> DIRECTION:
Each line that follows is to be retyped exactly.

> DATA SHOWN:
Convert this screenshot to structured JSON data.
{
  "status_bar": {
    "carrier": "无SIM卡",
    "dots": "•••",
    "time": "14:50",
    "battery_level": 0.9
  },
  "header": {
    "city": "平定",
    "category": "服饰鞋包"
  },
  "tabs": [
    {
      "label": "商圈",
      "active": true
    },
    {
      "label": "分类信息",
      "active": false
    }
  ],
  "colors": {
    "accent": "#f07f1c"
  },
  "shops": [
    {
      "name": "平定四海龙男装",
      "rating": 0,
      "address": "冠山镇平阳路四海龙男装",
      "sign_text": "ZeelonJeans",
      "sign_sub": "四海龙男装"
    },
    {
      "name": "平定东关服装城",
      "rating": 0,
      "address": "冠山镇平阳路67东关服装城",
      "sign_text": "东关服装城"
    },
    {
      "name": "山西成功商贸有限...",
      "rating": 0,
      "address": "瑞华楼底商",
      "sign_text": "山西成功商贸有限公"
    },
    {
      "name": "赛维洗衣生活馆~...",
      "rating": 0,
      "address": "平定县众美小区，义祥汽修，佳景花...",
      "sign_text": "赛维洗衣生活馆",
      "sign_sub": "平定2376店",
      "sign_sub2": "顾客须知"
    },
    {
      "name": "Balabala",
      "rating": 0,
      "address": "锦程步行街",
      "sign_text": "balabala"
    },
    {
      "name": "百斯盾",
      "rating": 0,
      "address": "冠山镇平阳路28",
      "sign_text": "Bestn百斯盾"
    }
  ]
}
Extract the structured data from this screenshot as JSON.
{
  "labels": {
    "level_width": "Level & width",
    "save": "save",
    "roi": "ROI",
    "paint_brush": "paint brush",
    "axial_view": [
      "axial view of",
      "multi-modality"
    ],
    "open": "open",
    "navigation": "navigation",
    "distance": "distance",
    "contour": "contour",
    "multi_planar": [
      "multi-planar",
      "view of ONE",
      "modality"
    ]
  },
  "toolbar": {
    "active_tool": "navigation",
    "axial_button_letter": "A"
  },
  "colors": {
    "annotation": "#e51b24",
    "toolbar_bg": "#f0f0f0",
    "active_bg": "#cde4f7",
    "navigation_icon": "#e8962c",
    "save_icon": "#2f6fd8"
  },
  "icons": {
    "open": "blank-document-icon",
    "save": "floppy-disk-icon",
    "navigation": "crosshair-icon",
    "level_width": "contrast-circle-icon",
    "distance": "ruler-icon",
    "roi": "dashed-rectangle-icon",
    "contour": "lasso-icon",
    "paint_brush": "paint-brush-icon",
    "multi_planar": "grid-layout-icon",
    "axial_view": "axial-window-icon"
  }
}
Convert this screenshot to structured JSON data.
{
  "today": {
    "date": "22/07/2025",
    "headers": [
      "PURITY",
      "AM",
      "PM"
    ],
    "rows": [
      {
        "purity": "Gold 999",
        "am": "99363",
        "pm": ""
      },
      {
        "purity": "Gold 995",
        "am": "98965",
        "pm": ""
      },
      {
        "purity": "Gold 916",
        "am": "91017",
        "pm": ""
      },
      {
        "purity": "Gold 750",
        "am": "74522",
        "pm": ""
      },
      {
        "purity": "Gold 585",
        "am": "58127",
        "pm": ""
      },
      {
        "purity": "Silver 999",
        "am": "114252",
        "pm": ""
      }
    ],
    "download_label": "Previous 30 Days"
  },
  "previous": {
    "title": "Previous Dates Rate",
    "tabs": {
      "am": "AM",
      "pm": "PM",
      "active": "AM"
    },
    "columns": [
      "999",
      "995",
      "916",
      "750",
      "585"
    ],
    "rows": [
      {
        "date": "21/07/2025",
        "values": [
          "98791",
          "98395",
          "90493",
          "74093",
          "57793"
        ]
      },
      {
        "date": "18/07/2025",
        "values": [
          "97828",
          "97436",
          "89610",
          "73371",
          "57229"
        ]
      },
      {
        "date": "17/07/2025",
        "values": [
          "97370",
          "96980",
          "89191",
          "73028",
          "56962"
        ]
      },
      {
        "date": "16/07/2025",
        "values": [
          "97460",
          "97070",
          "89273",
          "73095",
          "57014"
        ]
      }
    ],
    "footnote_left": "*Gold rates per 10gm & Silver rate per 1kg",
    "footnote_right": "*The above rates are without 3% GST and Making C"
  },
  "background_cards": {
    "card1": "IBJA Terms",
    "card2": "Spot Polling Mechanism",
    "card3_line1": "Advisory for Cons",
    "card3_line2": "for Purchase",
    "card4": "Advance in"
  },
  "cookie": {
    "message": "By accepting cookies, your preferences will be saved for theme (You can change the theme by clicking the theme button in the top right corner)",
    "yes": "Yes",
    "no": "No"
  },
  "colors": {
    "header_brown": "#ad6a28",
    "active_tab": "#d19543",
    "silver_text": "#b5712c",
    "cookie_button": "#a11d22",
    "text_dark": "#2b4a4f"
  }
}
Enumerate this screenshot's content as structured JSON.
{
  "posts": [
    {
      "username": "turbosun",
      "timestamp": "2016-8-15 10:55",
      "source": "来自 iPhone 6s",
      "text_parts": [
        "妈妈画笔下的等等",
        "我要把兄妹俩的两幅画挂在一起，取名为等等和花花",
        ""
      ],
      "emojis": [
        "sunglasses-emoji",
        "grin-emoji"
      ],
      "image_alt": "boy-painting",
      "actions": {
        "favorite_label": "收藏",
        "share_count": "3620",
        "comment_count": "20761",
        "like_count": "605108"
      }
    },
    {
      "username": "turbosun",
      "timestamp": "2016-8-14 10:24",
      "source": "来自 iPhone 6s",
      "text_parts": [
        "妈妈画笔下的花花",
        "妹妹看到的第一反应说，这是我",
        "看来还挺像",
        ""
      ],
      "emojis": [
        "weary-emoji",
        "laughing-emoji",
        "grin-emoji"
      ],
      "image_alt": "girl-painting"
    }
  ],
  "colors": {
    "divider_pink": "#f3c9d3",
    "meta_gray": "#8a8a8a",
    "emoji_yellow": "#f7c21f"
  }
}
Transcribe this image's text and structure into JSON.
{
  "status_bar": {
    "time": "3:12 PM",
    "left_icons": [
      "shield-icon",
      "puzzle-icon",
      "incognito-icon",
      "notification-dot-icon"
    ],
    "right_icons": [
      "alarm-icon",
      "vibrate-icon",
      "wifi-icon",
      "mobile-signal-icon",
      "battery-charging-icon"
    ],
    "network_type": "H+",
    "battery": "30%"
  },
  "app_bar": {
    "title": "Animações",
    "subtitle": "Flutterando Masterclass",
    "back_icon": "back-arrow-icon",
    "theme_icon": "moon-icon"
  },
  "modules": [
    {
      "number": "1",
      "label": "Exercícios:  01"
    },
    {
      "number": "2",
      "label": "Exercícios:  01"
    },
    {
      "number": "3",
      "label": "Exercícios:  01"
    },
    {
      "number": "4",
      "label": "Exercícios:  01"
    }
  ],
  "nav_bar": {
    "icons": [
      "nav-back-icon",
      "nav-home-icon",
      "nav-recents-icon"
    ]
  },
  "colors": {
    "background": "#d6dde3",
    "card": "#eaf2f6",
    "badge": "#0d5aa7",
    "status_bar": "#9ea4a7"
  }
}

> ANSWER BELOW:
Convert this screenshot to structured JSON data.
{
  "status_bar": {
    "carrier": "无SIM卡",
    "dots": "•••",
    "time": "14:50",
    "battery_level": 0.9
  },
  "header": {
    "city": "平定",
    "category": "服饰鞋包"
  },
  "tabs": [
    {
      "label": "商圈",
      "active": true
    },
    {
      "label": "分类信息",
      "active": false
    }
  ],
  "colors": {
    "accent": "#f07f1c"
  },
  "shops": [
    {
      "name": "平定四海龙男装",
      "rating": 0,
      "address": "冠山镇平阳路四海龙男装",
      "sign_text": "ZeelonJeans",
      "sign_sub": "四海龙男装"
    },
    {
      "name": "平定东关服装城",
      "rating": 0,
      "address": "冠山镇平阳路67东关服装城",
      "sign_text": "东关服装城"
    },
    {
      "name": "山西成功商贸有限...",
      "rating": 0,
      "address": "瑞华楼底商",
      "sign_text": "山西成功商贸有限公"
    },
    {
      "name": "赛维洗衣生活馆~...",
      "rating": 0,
      "address": "平定县众美小区，义祥汽修，佳景花...",
      "sign_text": "赛维洗衣生活馆",
      "sign_sub": "平定2376店",
      "sign_sub2": "顾客须知"
    },
    {
      "name": "Balabala",
      "rating": 0,
      "address": "锦程步行街",
      "sign_text": "balabala"
    },
    {
      "name": "百斯盾",
      "rating": 0,
      "address": "冠山镇平阳路28",
      "sign_text": "Bestn百斯盾"
    }
  ]
}
Extract the structured data from this screenshot as JSON.
{
  "labels": {
    "level_width": "Level & width",
    "save": "save",
    "roi": "ROI",
    "paint_brush": "paint brush",
    "axial_view": [
      "axial view of",
      "multi-modality"
    ],
    "open": "open",
    "navigation": "navigation",
    "distance": "distance",
    "contour": "contour",
    "multi_planar": [
      "multi-planar",
      "view of ONE",
      "modality"
    ]
  },
  "toolbar": {
    "active_tool": "navigation",
    "axial_button_letter": "A"
  },
  "colors": {
    "annotation": "#e51b24",
    "toolbar_bg": "#f0f0f0",
    "active_bg": "#cde4f7",
    "navigation_icon": "#e8962c",
    "save_icon": "#2f6fd8"
  },
  "icons": {
    "open": "blank-document-icon",
    "save": "floppy-disk-icon",
    "navigation": "crosshair-icon",
    "level_width": "contrast-circle-icon",
    "distance": "ruler-icon",
    "roi": "dashed-rectangle-icon",
    "contour": "lasso-icon",
    "paint_brush": "paint-brush-icon",
    "multi_planar": "grid-layout-icon",
    "axial_view": "axial-window-icon"
  }
}
Convert this screenshot to structured JSON data.
{
  "today": {
    "date": "22/07/2025",
    "headers": [
      "PURITY",
      "AM",
      "PM"
    ],
    "rows": [
      {
        "purity": "Gold 999",
        "am": "99363",
        "pm": ""
      },
      {
        "purity": "Gold 995",
        "am": "98965",
        "pm": ""
      },
      {
        "purity": "Gold 916",
        "am": "91017",
        "pm": ""
      },
      {
        "purity": "Gold 750",
        "am": "74522",
        "pm": ""
      },
      {
        "purity": "Gold 585",
        "am": "58127",
        "pm": ""
      },
      {
        "purity": "Silver 999",
        "am": "114252",
        "pm": ""
      }
    ],
    "download_label": "Previous 30 Days"
  },
  "previous": {
    "title": "Previous Dates Rate",
    "tabs": {
      "am": "AM",
      "pm": "PM",
      "active": "AM"
    },
    "columns": [
      "999",
      "995",
      "916",
      "750",
      "585"
    ],
    "rows": [
      {
        "date": "21/07/2025",
        "values": [
          "98791",
          "98395",
          "90493",
          "74093",
          "57793"
        ]
      },
      {
        "date": "18/07/2025",
        "values": [
          "97828",
          "97436",
          "89610",
          "73371",
          "57229"
        ]
      },
      {
        "date": "17/07/2025",
        "values": [
          "97370",
          "96980",
          "89191",
          "73028",
          "56962"
        ]
      },
      {
        "date": "16/07/2025",
        "values": [
          "97460",
          "97070",
          "89273",
          "73095",
          "57014"
        ]
      }
    ],
    "footnote_left": "*Gold rates per 10gm & Silver rate per 1kg",
    "footnote_right": "*The above rates are without 3% GST and Making C"
  },
  "background_cards": {
    "card1": "IBJA Terms",
    "card2": "Spot Polling Mechanism",
    "card3_line1": "Advisory for Cons",
    "card3_line2": "for Purchase",
    "card4": "Advance in"
  },
  "cookie": {
    "message": "By accepting cookies, your preferences will be saved for theme (You can change the theme by clicking the theme button in the top right corner)",
    "yes": "Yes",
    "no": "No"
  },
  "colors": {
    "header_brown": "#ad6a28",
    "active_tab": "#d19543",
    "silver_text": "#b5712c",
    "cookie_button": "#a11d22",
    "text_dark": "#2b4a4f"
  }
}
Enumerate this screenshot's content as structured JSON.
{
  "posts": [
    {
      "username": "turbosun",
      "timestamp": "2016-8-15 10:55",
      "source": "来自 iPhone 6s",
      "text_parts": [
        "妈妈画笔下的等等",
        "我要把兄妹俩的两幅画挂在一起，取名为等等和花花",
        ""
      ],
      "emojis": [
        "sunglasses-emoji",
        "grin-emoji"
      ],
      "image_alt": "boy-painting",
      "actions": {
        "favorite_label": "收藏",
        "share_count": "3620",
        "comment_count": "20761",
        "like_count": "605108"
      }
    },
    {
      "username": "turbosun",
      "timestamp": "2016-8-14 10:24",
      "source": "来自 iPhone 6s",
      "text_parts": [
        "妈妈画笔下的花花",
        "妹妹看到的第一反应说，这是我",
        "看来还挺像",
        ""
      ],
      "emojis": [
        "weary-emoji",
        "laughing-emoji",
        "grin-emoji"
      ],
      "image_alt": "girl-painting"
    }
  ],
  "colors": {
    "divider_pink": "#f3c9d3",
    "meta_gray": "#8a8a8a",
    "emoji_yellow": "#f7c21f"
  }
}
Transcribe this image's text and structure into JSON.
{
  "status_bar": {
    "time": "3:12 PM",
    "left_icons": [
      "shield-icon",
      "puzzle-icon",
      "incognito-icon",
      "notification-dot-icon"
    ],
    "right_icons": [
      "alarm-icon",
      "vibrate-icon",
      "wifi-icon",
      "mobile-signal-icon",
      "battery-charging-icon"
    ],
    "network_type": "H+",
    "battery": "30%"
  },
  "app_bar": {
    "title": "Animações",
    "subtitle": "Flutterando Masterclass",
    "back_icon": "back-arrow-icon",
    "theme_icon": "moon-icon"
  },
  "modules": [
    {
      "number": "1",
      "label": "Exercícios:  01"
    },
    {
      "number": "2",
      "label": "Exercícios:  01"
    },
    {
      "number": "3",
      "label": "Exercícios:  01"
    },
    {
      "number": "4",
      "label": "Exercícios:  01"
    }
  ],
  "nav_bar": {
    "icons": [
      "nav-back-icon",
      "nav-home-icon",
      "nav-recents-icon"
    ]
  },
  "colors": {
    "background": "#d6dde3",
    "card": "#eaf2f6",
    "badge": "#0d5aa7",
    "status_bar": "#9ea4a7"
  }
}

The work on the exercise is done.